> [Problem to solve] From the listing below, extract every line containing "British".

Dataset excerpts:
* Begin *
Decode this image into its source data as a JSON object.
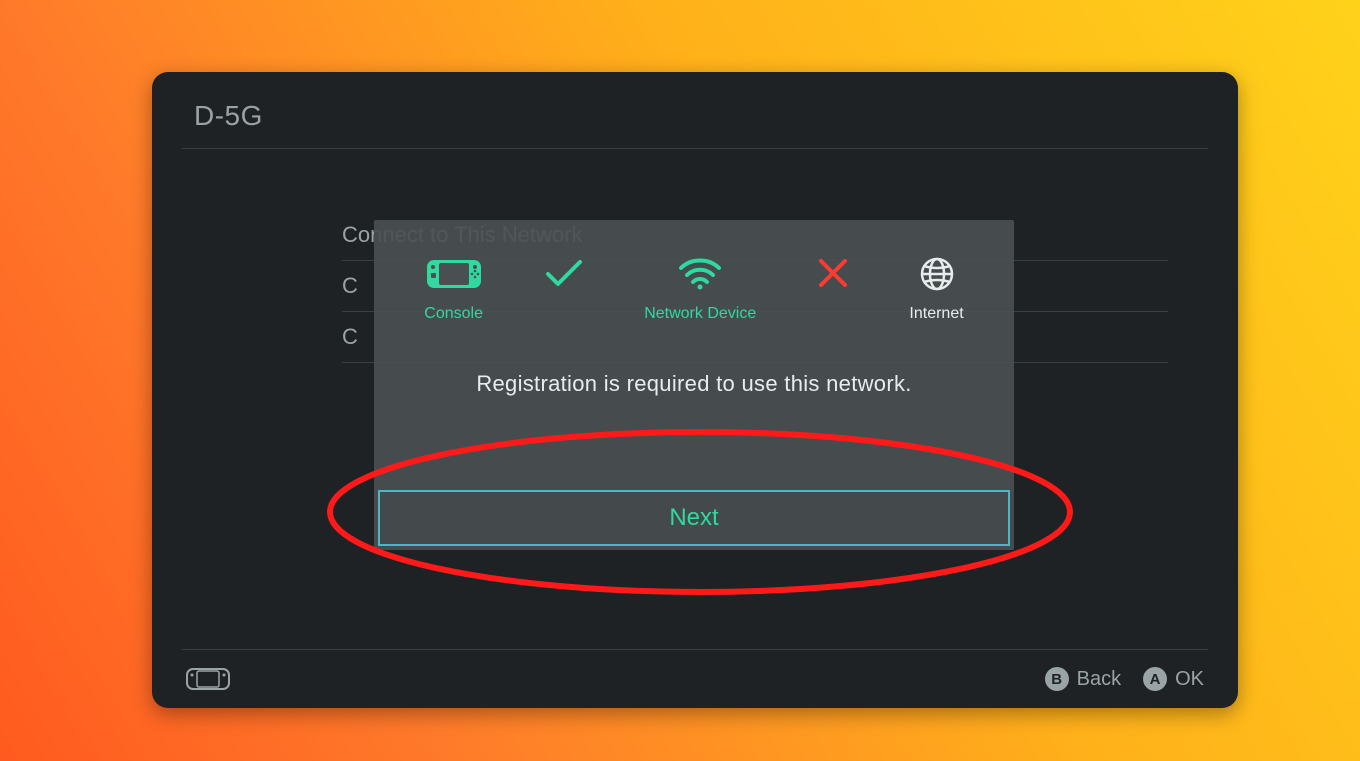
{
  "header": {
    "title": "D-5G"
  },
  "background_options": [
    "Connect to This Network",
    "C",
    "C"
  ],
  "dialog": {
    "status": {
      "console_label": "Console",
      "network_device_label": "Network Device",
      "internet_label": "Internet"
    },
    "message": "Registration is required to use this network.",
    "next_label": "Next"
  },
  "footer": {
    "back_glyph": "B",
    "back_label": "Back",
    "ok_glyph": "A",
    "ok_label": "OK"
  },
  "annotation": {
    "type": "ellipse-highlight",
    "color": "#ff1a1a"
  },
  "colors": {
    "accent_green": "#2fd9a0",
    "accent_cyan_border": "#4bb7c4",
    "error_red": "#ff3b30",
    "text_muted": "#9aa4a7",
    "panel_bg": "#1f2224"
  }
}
* End *
* Begin *
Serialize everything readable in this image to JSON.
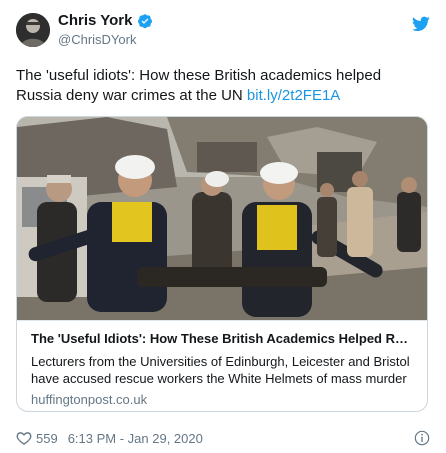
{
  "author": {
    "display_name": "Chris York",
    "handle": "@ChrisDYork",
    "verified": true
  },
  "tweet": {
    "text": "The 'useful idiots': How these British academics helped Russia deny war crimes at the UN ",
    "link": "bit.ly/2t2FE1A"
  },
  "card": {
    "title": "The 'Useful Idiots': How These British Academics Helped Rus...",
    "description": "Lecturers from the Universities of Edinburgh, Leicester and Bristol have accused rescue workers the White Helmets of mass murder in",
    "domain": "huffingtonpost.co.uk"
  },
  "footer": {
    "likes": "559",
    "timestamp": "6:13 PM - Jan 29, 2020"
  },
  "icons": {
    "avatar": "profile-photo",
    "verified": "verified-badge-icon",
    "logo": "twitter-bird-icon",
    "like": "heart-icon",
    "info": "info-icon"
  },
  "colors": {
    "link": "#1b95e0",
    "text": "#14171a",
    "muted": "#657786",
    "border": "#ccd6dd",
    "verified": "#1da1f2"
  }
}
* End *
> [Full solution]
    "text": "The 'useful idiots': How these British academics helped Russia deny war crimes at the UN ",
    "title": "The 'Useful Idiots': How These British Academics Helped Rus...",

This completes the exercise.